I propose a third acronym: DNL. This stands for “damn near last,” and it’s somewhere between DNS and DNF in the runners’ dread spectrum. DNL means you finished the race, and you weren’t last, but you were awfully close to last, and that’s sometimes worse. Last has certain perverse bragging rights attached; besides, most people who finish last in a race do so by design of some sort. Many times the last person to finish a race is someone who’s lucky to be alive at all, or else they’re a joker who stands a foot away from the finish line until the last possible second and then crosses, thus gaining the dubious honor. But damn near last is something else entirely.
I know a number of runners who have a shot at winning any given race they enter. I have no idea what that’s like. I’m one of the masses of runners who has, on occasion, when feeling less than confident about a particular race, said “I just hope I’m not last!” People who hear us say this will scoff and assure us that there’s no way we’ll finish last, and they’re right, but they’re also missing the point. What we really fear is the DNL. We are proud to be runners, but this doesn’t come easy to us, never has, and for a lot of us being “athletic” is scary new territory. And one of the things that scares us is the possibility that we’re not really that good at this after all—that we don’t deserve to call ourselves runners, despite what everyone tells us. Better runners will smile and assure us that the most important thing in a race is to finish. If you finish, you’ve won. You accept their assurances in public, but privately you reflect that these are people who actually have won. What they haven’t done is ever come close to the possibility of a DNL.
I say all of this because at one point very early in the 50k trail ultra I ran on Saturday, I was in last place. Dead, absolute last, no one behind me, everyone in front. This happened after only half a mile. The toughest part of this course was right at the start: long steep hills, zigzaggy switchbacks, paths crazy with exposed roots and jagged rocks. At around the half-mile point I tripped on one of those roots and bashed my knee on one of the rocks. It was a hard fall, so hard that every single runner behind me stopped to see if I was OK. I waved them on. They couldn’t do anything for me, and I was near enough the starting line that I could easily hobble back unaided if I decided I couldn’t go on. When every remaining runner had said “are you sure?” and then moved on after I said I was, I stood and tested the knee. It felt OK, so I continued—in last place.
I didn’t stay last for long; fairly soon I passed the woman
who was recovering from back surgery (woo hoo!) and two silver-haired gentlemen
probably in their 70s (I am awesome!). Then I didn’t pass anyone for a long
time, and that’s when I started thinking I really could DNL.
When running long distances you have a lot of time to
reflect on life. During this particular race I spent a lot of my time
reflecting on my running life. Unlike other aspects of my life right now,
running hasn’t been going so well. It hasn’t truly sucked—I haven’t had a debilitating
injury and the longest I’ve had to lay off the running has only been about a
week—but between truly sucky and true bliss is a lot of uncertain territory,
and I started to wonder if I’m really cut out to run ultras. Since I’m not ever
going to do them fast, I need to find them fun, and I have to admit, at many
points in that race, I was not having fun. My fear of DNL status dogged me the
whole way, yet my fear of falling again kept me from pushing my pace. I had a
vivid mental image of going down, my knee slamming against a boulder and exploding
like an overripe mango, the impact so hard that my leg would actually be bent
backwards, like an ostrich’s leg, and then how in the hell would I find usable
running tights?

Data records
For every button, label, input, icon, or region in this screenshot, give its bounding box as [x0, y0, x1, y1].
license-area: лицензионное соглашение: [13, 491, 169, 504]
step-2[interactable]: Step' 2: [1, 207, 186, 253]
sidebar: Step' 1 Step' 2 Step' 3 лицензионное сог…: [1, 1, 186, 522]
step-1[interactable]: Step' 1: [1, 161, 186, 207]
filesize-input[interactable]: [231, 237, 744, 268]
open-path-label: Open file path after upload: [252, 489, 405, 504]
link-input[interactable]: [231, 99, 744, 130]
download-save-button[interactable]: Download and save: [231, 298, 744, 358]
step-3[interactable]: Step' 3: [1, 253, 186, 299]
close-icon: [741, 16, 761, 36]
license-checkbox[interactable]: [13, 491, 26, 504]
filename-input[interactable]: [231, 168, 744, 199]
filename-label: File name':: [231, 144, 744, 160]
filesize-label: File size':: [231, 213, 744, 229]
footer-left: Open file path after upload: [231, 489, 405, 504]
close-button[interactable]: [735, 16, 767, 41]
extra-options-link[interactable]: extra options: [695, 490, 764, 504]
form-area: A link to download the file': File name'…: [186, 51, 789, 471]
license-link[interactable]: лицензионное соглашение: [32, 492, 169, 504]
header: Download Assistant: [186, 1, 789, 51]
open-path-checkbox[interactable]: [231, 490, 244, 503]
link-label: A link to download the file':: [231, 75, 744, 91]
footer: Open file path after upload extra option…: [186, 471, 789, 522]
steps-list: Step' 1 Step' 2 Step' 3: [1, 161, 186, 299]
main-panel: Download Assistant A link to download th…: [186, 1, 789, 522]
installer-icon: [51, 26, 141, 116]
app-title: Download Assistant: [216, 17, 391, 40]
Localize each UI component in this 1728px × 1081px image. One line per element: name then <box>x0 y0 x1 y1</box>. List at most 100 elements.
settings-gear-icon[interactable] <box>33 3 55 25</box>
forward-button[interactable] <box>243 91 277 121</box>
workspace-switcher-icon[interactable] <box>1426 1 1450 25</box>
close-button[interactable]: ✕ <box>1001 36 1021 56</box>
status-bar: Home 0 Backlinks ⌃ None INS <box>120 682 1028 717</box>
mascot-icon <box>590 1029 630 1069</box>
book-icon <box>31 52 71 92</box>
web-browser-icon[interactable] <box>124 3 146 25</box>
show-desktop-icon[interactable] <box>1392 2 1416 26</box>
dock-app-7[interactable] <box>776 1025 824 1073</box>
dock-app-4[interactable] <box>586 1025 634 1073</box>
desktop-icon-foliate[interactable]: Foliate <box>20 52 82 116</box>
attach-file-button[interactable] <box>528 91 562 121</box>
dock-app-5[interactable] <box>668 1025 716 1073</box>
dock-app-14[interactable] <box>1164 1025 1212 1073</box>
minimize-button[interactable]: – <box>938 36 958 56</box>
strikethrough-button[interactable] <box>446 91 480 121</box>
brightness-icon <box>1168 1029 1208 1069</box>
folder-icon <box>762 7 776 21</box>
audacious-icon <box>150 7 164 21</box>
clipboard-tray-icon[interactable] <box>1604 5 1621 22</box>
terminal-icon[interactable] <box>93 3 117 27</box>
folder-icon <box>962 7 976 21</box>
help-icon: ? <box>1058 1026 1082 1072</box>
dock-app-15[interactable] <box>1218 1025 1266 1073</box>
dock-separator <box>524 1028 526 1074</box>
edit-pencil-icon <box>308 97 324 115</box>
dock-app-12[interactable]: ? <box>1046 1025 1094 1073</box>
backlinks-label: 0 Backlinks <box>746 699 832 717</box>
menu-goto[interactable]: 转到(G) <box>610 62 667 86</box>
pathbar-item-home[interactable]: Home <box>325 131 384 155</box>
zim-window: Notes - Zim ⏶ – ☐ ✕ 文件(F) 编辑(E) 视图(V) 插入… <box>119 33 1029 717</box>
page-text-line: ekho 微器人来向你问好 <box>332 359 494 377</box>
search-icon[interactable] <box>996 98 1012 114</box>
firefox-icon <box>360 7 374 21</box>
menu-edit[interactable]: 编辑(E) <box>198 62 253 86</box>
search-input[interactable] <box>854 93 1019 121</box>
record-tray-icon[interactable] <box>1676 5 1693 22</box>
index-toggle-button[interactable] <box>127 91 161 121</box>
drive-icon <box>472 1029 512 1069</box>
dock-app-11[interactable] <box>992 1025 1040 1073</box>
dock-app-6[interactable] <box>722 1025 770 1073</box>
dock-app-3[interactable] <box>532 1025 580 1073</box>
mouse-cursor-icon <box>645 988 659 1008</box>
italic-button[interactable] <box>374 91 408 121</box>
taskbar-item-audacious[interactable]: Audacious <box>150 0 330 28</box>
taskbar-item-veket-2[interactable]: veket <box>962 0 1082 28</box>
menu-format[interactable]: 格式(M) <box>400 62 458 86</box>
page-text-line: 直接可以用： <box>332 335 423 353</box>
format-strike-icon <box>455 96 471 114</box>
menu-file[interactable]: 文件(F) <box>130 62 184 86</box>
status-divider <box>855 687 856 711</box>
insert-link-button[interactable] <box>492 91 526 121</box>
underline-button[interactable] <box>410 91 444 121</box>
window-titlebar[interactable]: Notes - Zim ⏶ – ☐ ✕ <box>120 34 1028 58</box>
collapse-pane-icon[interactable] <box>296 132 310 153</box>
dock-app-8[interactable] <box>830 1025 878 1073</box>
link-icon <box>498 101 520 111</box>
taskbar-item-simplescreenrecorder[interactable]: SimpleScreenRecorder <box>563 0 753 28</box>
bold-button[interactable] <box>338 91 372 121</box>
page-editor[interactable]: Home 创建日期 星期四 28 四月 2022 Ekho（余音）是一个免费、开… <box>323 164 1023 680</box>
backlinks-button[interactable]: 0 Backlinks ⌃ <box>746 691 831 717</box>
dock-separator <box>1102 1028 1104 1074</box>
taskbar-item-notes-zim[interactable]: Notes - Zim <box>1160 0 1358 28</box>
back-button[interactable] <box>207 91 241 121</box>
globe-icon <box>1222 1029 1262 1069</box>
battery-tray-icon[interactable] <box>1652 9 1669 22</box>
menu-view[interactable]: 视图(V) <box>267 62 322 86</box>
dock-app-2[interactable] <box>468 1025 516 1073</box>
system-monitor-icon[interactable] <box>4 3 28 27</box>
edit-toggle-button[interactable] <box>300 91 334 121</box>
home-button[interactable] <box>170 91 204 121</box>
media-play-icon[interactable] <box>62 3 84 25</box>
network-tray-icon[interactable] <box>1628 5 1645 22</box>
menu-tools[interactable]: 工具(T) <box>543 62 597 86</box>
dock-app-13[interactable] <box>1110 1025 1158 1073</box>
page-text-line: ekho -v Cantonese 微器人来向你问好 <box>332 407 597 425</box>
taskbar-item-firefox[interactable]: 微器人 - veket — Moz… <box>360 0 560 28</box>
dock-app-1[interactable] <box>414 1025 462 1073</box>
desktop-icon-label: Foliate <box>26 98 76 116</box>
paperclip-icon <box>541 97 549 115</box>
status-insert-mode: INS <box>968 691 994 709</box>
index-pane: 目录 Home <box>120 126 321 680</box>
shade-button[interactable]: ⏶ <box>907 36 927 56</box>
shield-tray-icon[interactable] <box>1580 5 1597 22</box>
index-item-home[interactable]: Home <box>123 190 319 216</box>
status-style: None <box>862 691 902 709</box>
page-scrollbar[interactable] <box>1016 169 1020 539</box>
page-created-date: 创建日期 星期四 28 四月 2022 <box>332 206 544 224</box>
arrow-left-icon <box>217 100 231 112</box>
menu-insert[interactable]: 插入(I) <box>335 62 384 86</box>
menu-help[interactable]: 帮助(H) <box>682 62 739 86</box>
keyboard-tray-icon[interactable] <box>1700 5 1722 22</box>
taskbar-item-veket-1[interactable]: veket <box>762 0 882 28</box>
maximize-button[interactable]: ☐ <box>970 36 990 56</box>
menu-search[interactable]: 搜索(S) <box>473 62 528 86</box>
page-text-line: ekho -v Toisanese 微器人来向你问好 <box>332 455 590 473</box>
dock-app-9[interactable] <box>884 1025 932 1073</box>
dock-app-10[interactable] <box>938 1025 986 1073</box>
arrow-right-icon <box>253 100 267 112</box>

■ Explore the material
**A.** In the running essay, rewrite the text between "I didn’t stay" and "really could DNL.", inclusive, with "gentlemen" changed to "men".
**B.** Which acronyms appear in the running essay?

■ Answers per task
**A.**
I didn’t stay last for long; fairly soon I passed the woman
who was recovering from back surgery (woo hoo!) and two silver-haired men
probably in their 70s (I am awesome!). Then I didn’t pass anyone for a long
time, and that’s when I started thinking I really could DNL.

**B.** DNL, DNS, DNF